Give only the number of lines in these records that contain the word "color".

____ EXERCISE MATERIALS

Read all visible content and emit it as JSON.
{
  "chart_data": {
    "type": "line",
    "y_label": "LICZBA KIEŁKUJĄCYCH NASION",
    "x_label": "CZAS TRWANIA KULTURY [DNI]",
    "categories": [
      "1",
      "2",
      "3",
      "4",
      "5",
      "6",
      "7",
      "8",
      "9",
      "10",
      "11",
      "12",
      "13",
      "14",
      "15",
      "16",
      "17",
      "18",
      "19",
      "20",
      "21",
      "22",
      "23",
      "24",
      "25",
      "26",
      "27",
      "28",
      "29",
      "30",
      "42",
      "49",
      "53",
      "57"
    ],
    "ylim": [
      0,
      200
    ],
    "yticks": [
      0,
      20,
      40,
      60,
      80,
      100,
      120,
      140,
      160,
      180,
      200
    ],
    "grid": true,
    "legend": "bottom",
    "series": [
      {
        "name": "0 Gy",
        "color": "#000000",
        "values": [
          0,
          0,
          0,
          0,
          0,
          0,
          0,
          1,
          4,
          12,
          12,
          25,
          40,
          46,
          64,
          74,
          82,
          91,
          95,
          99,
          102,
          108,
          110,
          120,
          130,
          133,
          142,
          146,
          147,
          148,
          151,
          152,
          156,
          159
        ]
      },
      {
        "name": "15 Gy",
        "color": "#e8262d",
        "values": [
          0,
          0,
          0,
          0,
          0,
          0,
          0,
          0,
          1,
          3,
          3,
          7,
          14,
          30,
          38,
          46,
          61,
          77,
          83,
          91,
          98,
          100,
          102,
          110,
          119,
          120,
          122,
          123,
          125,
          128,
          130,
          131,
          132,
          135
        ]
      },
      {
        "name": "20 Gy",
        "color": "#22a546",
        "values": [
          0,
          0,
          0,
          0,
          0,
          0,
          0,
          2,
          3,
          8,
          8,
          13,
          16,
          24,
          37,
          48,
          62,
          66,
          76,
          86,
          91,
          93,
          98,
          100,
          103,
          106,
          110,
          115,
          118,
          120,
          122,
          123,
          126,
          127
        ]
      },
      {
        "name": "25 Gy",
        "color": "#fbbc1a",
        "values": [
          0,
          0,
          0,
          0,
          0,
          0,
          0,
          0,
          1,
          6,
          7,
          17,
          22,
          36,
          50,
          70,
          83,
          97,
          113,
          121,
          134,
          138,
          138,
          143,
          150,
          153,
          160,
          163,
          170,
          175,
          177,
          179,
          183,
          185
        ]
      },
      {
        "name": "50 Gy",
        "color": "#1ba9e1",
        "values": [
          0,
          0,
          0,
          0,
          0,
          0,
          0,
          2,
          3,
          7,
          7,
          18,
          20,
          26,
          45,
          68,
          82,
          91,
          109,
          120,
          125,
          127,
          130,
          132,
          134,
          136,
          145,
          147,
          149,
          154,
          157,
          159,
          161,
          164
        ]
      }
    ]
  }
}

________

→ ANSWER:
5